[Data in this exercise]
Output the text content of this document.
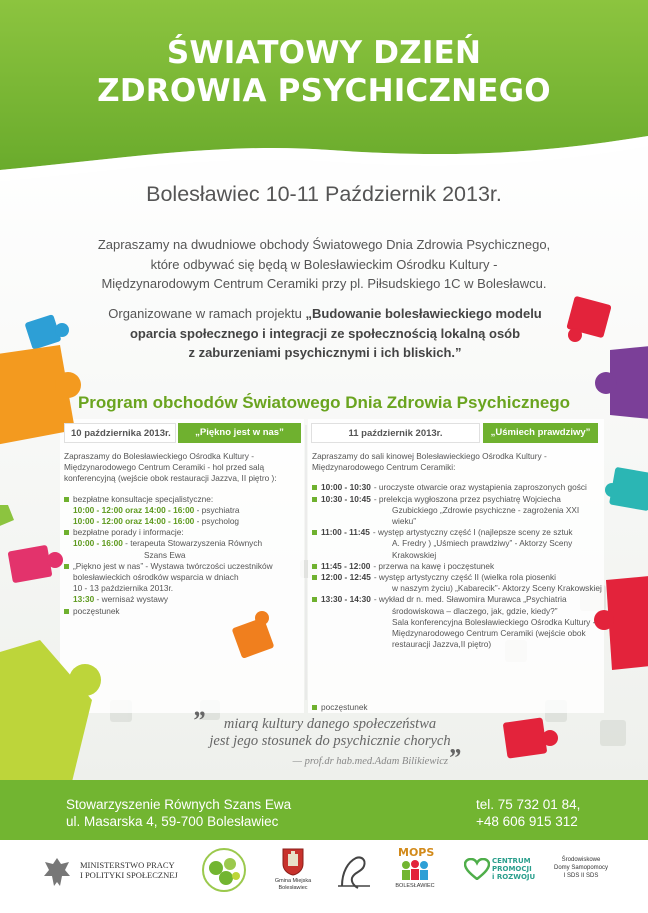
ŚWIATOWY DZIEŃ
ZDROWIA PSYCHICZNEGO
Bolesławiec 10-11 Październik 2013r.
Zapraszamy na dwudniowe obchody Światowego Dnia Zdrowia Psychicznego,
które odbywać się będą w Bolesławieckim Ośrodku Kultury -
Międzynarodowym Centrum Ceramiki przy pl. Piłsudskiego 1C w Bolesławcu.
Organizowane w ramach projektu „Budowanie bolesławieckiego modelu
oparcia społecznego i integracji ze społecznością lokalną osób
z zaburzeniami psychicznymi i ich bliskich.”
Program obchodów Światowego Dnia Zdrowia Psychicznego
10 października 2013r.	„Piękno jest w nas”	11 październik 2013r.	„Uśmiech prawdziwy”

Zapraszamy do Bolesławieckiego Ośrodka Kultury -

Międzynarodowego Centrum Ceramiki - hol przed salą

konferencyjną (wejście obok restauracji Jazzva, II piętro ):

bezpłatne konsultacje specjalistyczne:

10:00 - 12:00 oraz 14:00 - 16:00 - psychiatra

10:00 - 12:00 oraz 14:00 - 16:00 - psycholog

bezpłatne porady i informacje:

10:00 - 16:00 - terapeuta Stowarzyszenia Równych

Szans Ewa

„Piękno jest w nas” - Wystawa twórczości uczestników

bolesławieckich ośrodków wsparcia w dniach

10 - 13 października 2013r.

13:30 - wernisaż wystawy

poczęstunek

Zapraszamy do sali kinowej Bolesławieckiego Ośrodka Kultury -

Międzynarodowego Centrum Ceramiki:

10:00 - 10:30 - uroczyste otwarcie oraz wystąpienia zaproszonych gości
10:30 - 10:45 - prelekcja wygłoszona przez psychiatrę Wojciecha
Gzubickiego „Zdrowie psychiczne - zagrożenia XXI wieku”
11:00 - 11:45 - występ artystyczny część I (najlepsze sceny ze sztuk
A. Fredry ) „Uśmiech prawdziwy” - Aktorzy Sceny
Krakowskiej
11:45 - 12:00 - przerwa na kawę i poczęstunek
12:00 - 12:45 - występ artystyczny część II (wielka rola piosenki
w naszym życiu) „Kabarecik”- Aktorzy Sceny Krakowskiej
13:30 - 14:30 - wykład dr n. med. Sławomira Murawca „Psychiatria
środowiskowa – dlaczego, jak, gdzie, kiedy?”
Sala konferencyjna Bolesławieckiego Ośrodka Kultury -
Międzynarodowego Centrum Ceramiki (wejście obok
restauracji Jazzva,II piętro)

poczęstunek

”	miarą kultury danego społeczeństwa
jest jego stosunek do psychicznie chorych „
— prof.dr hab.med.Adam Bilikiewicz
Stowarzyszenie Równych Szans Ewa
ul. Masarska 4, 59-700 Bolesławiec
tel. 75 732 01 84,
+48 606 915 312
MINISTERSTWO PRACY
I POLITYKI SPOŁECZNEJ
Gmina Miejska
Bolesławiec
MOPS
BOLESŁAWIEC
CENTRUM
PROMOCJI
i ROZWOJU
Środowiskowe
Domy Samopomocy
I SDS II SDS
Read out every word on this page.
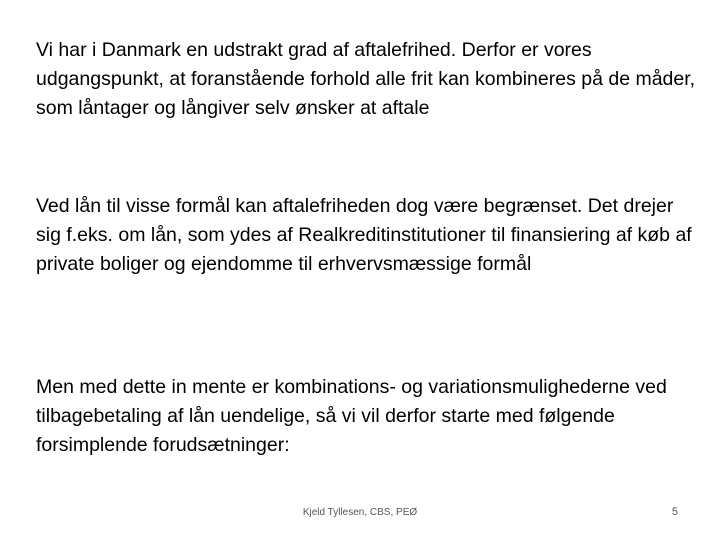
Vi har i Danmark en udstrakt grad af aftalefrihed. Derfor er vores udgangspunkt, at foranstående forhold alle frit kan kombineres på de måder, som låntager og långiver selv ønsker at aftale

Ved lån til visse formål kan aftalefriheden dog være begrænset. Det drejer sig f.eks. om lån, som ydes af Realkreditinstitutioner til finansiering af køb af private boliger og ejendomme til erhvervsmæssige formål

Men med dette in mente er kombinations- og variationsmulighederne ved tilbagebetaling af lån uendelige, så vi vil derfor starte med følgende forsimplende forudsætninger:

Kjeld Tyllesen, CBS, PEØ	5
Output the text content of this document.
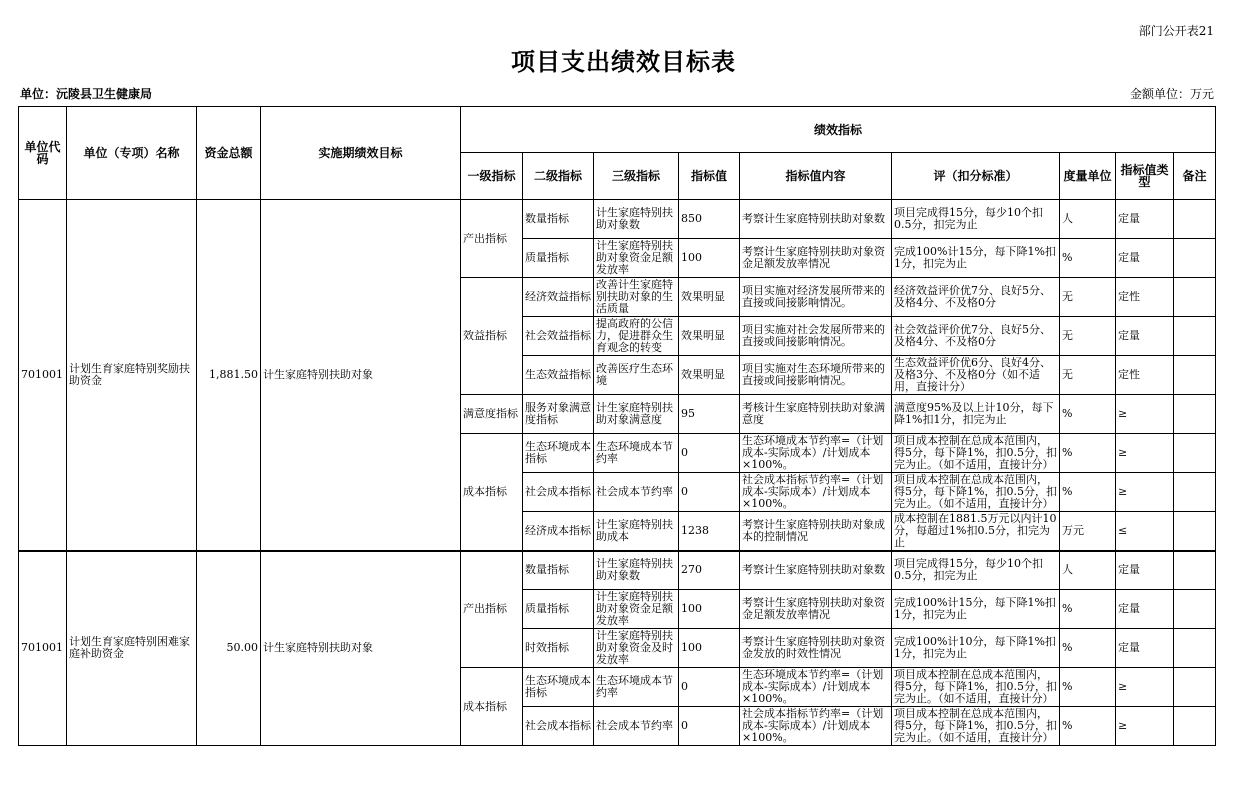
部门公开表21
项目支出绩效目标表
单位：沅陵县卫生健康局	金额单位：万元
单位代码	单位（专项）名称	资金总额	实施期绩效目标	绩效指标								
				一级指标	二级指标	三级指标	指标值	指标值内容	评（扣分标准）	度量单位	指标值类型	备注

701001	计划生育家庭特别奖励扶助资金	1,881.50	计生家庭特别扶助对象	产出指标	数量指标	计生家庭特别扶助对象数	850	考察计生家庭特别扶助对象数	项目完成得15分，每少10个扣0.5分，扣完为止	人	定量	

					质量指标	计生家庭特别扶助对象资金足额发放率	100	考察计生家庭特别扶助对象资金足额发放率情况	完成100%计15分，每下降1%扣1分，扣完为止	%	定量	

				效益指标	经济效益指标	改善计生家庭特别扶助对象的生活质量	效果明显	项目实施对经济发展所带来的直接或间接影响情况。	经济效益评价优7分、良好5分、及格4分、不及格0分	无	定性	

					社会效益指标	提高政府的公信力，促进群众生育观念的转变	效果明显	项目实施对社会发展所带来的直接或间接影响情况。	社会效益评价优7分、良好5分、及格4分、不及格0分	无	定量	

					生态效益指标	改善医疗生态环境	效果明显	项目实施对生态环境所带来的直接或间接影响情况。	生态效益评价优6分、良好4分、及格3分、不及格0分（如不适用，直接计分）	无	定性	

				满意度指标	服务对象满意度指标	计生家庭特别扶助对象满意度	95	考核计生家庭特别扶助对象满意度	满意度95%及以上计10分，每下降1%扣1分，扣完为止	%	≥	

				成本指标	生态环境成本指标	生态环境成本节约率	0	生态环境成本节约率=（计划成本-实际成本）/计划成本×100%。	项目成本控制在总成本范围内，得5分，每下降1%，扣0.5分，扣完为止。（如不适用，直接计分）	%	≥	

					社会成本指标	社会成本节约率	0	社会成本指标节约率=（计划成本-实际成本）/计划成本×100%。	项目成本控制在总成本范围内，得5分，每下降1%，扣0.5分，扣完为止。（如不适用，直接计分）	%	≥	

					经济成本指标	计生家庭特别扶助成本	1238	考察计生家庭特别扶助对象成本的控制情况	成本控制在1881.5万元以内计10分，每超过1%扣0.5分，扣完为止	万元	≤	

701001	计划生育家庭特别困难家庭补助资金	50.00	计生家庭特别扶助对象	产出指标	数量指标	计生家庭特别扶助对象数	270	考察计生家庭特别扶助对象数	项目完成得15分，每少10个扣0.5分，扣完为止	人	定量	

					质量指标	计生家庭特别扶助对象资金足额发放率	100	考察计生家庭特别扶助对象资金足额发放率情况	完成100%计15分，每下降1%扣1分，扣完为止	%	定量	

					时效指标	计生家庭特别扶助对象资金及时发放率	100	考察计生家庭特别扶助对象资金发放的时效性情况	完成100%计10分，每下降1%扣1分，扣完为止	%	定量	

				成本指标	生态环境成本指标	生态环境成本节约率	0	生态环境成本节约率=（计划成本-实际成本）/计划成本×100%。	项目成本控制在总成本范围内，得5分，每下降1%，扣0.5分，扣完为止。（如不适用，直接计分）	%	≥	

					社会成本指标	社会成本节约率	0	社会成本指标节约率=（计划成本-实际成本）/计划成本×100%。	项目成本控制在总成本范围内，得5分，每下降1%，扣0.5分，扣完为止。（如不适用，直接计分）	%	≥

[Task prompt] Pictures appear in the records above. Output everything except them, exactly.

[Final result]
Output the text content of this document.
ŚWIATOWY DZIEŃ
ZDROWIA PSYCHICZNEGO
Bolesławiec 10-11 Październik 2013r.
Zapraszamy na dwudniowe obchody Światowego Dnia Zdrowia Psychicznego,
które odbywać się będą w Bolesławieckim Ośrodku Kultury -
Międzynarodowym Centrum Ceramiki przy pl. Piłsudskiego 1C w Bolesławcu.
Organizowane w ramach projektu „Budowanie bolesławieckiego modelu
oparcia społecznego i integracji ze społecznością lokalną osób
z zaburzeniami psychicznymi i ich bliskich.”
Program obchodów Światowego Dnia Zdrowia Psychicznego
10 października 2013r.	„Piękno jest w nas”	11 październik 2013r.	„Uśmiech prawdziwy”

Zapraszamy do Bolesławieckiego Ośrodka Kultury -

Międzynarodowego Centrum Ceramiki - hol przed salą

konferencyjną (wejście obok restauracji Jazzva, II piętro ):

bezpłatne konsultacje specjalistyczne:

10:00 - 12:00 oraz 14:00 - 16:00 - psychiatra

10:00 - 12:00 oraz 14:00 - 16:00 - psycholog

bezpłatne porady i informacje:

10:00 - 16:00 - terapeuta Stowarzyszenia Równych

Szans Ewa

„Piękno jest w nas” - Wystawa twórczości uczestników

bolesławieckich ośrodków wsparcia w dniach

10 - 13 października 2013r.

13:30 - wernisaż wystawy

poczęstunek

Zapraszamy do sali kinowej Bolesławieckiego Ośrodka Kultury -

Międzynarodowego Centrum Ceramiki:

10:00 - 10:30 - uroczyste otwarcie oraz wystąpienia zaproszonych gości
10:30 - 10:45 - prelekcja wygłoszona przez psychiatrę Wojciecha
Gzubickiego „Zdrowie psychiczne - zagrożenia XXI wieku”
11:00 - 11:45 - występ artystyczny część I (najlepsze sceny ze sztuk
A. Fredry ) „Uśmiech prawdziwy” - Aktorzy Sceny
Krakowskiej
11:45 - 12:00 - przerwa na kawę i poczęstunek
12:00 - 12:45 - występ artystyczny część II (wielka rola piosenki
w naszym życiu) „Kabarecik”- Aktorzy Sceny Krakowskiej
13:30 - 14:30 - wykład dr n. med. Sławomira Murawca „Psychiatria
środowiskowa – dlaczego, jak, gdzie, kiedy?”
Sala konferencyjna Bolesławieckiego Ośrodka Kultury -
Międzynarodowego Centrum Ceramiki (wejście obok
restauracji Jazzva,II piętro)

poczęstunek

”	miarą kultury danego społeczeństwa
jest jego stosunek do psychicznie chorych „
— prof.dr hab.med.Adam Bilikiewicz
Stowarzyszenie Równych Szans Ewa
ul. Masarska 4, 59-700 Bolesławiec
tel. 75 732 01 84,
+48 606 915 312
MINISTERSTWO PRACY
I POLITYKI SPOŁECZNEJ
Gmina Miejska
Bolesławiec
MOPS
BOLESŁAWIEC
CENTRUM
PROMOCJI
i ROZWOJU
Środowiskowe
Domy Samopomocy
I SDS II SDS
Read out every word on this page.
Vi har i Danmark en udstrakt grad af aftalefrihed. Derfor er vores udgangspunkt, at foranstående forhold alle frit kan kombineres på de måder, som låntager og långiver selv ønsker at aftale

Ved lån til visse formål kan aftalefriheden dog være begrænset. Det drejer sig f.eks. om lån, som ydes af Realkreditinstitutioner til finansiering af køb af private boliger og ejendomme til erhvervsmæssige formål

Men med dette in mente er kombinations- og variationsmulighederne ved tilbagebetaling af lån uendelige, så vi vil derfor starte med følgende forsimplende forudsætninger:

Kjeld Tyllesen, CBS, PEØ	5
Output the text content of this document.
部门公开表21
项目支出绩效目标表
单位：沅陵县卫生健康局	金额单位：万元
单位代码	单位（专项）名称	资金总额	实施期绩效目标	绩效指标								
				一级指标	二级指标	三级指标	指标值	指标值内容	评（扣分标准）	度量单位	指标值类型	备注

701001	计划生育家庭特别奖励扶助资金	1,881.50	计生家庭特别扶助对象	产出指标	数量指标	计生家庭特别扶助对象数	850	考察计生家庭特别扶助对象数	项目完成得15分，每少10个扣0.5分，扣完为止	人	定量	

					质量指标	计生家庭特别扶助对象资金足额发放率	100	考察计生家庭特别扶助对象资金足额发放率情况	完成100%计15分，每下降1%扣1分，扣完为止	%	定量	

				效益指标	经济效益指标	改善计生家庭特别扶助对象的生活质量	效果明显	项目实施对经济发展所带来的直接或间接影响情况。	经济效益评价优7分、良好5分、及格4分、不及格0分	无	定性	

					社会效益指标	提高政府的公信力，促进群众生育观念的转变	效果明显	项目实施对社会发展所带来的直接或间接影响情况。	社会效益评价优7分、良好5分、及格4分、不及格0分	无	定量	

					生态效益指标	改善医疗生态环境	效果明显	项目实施对生态环境所带来的直接或间接影响情况。	生态效益评价优6分、良好4分、及格3分、不及格0分（如不适用，直接计分）	无	定性	

				满意度指标	服务对象满意度指标	计生家庭特别扶助对象满意度	95	考核计生家庭特别扶助对象满意度	满意度95%及以上计10分，每下降1%扣1分，扣完为止	%	≥	

				成本指标	生态环境成本指标	生态环境成本节约率	0	生态环境成本节约率=（计划成本-实际成本）/计划成本×100%。	项目成本控制在总成本范围内，得5分，每下降1%，扣0.5分，扣完为止。（如不适用，直接计分）	%	≥	

					社会成本指标	社会成本节约率	0	社会成本指标节约率=（计划成本-实际成本）/计划成本×100%。	项目成本控制在总成本范围内，得5分，每下降1%，扣0.5分，扣完为止。（如不适用，直接计分）	%	≥	

					经济成本指标	计生家庭特别扶助成本	1238	考察计生家庭特别扶助对象成本的控制情况	成本控制在1881.5万元以内计10分，每超过1%扣0.5分，扣完为止	万元	≤	

701001	计划生育家庭特别困难家庭补助资金	50.00	计生家庭特别扶助对象	产出指标	数量指标	计生家庭特别扶助对象数	270	考察计生家庭特别扶助对象数	项目完成得15分，每少10个扣0.5分，扣完为止	人	定量	

					质量指标	计生家庭特别扶助对象资金足额发放率	100	考察计生家庭特别扶助对象资金足额发放率情况	完成100%计15分，每下降1%扣1分，扣完为止	%	定量	

					时效指标	计生家庭特别扶助对象资金及时发放率	100	考察计生家庭特别扶助对象资金发放的时效性情况	完成100%计10分，每下降1%扣1分，扣完为止	%	定量	

				成本指标	生态环境成本指标	生态环境成本节约率	0	生态环境成本节约率=（计划成本-实际成本）/计划成本×100%。	项目成本控制在总成本范围内，得5分，每下降1%，扣0.5分，扣完为止。（如不适用，直接计分）	%	≥	

					社会成本指标	社会成本节约率	0	社会成本指标节约率=（计划成本-实际成本）/计划成本×100%。	项目成本控制在总成本范围内，得5分，每下降1%，扣0.5分，扣完为止。（如不适用，直接计分）	%	≥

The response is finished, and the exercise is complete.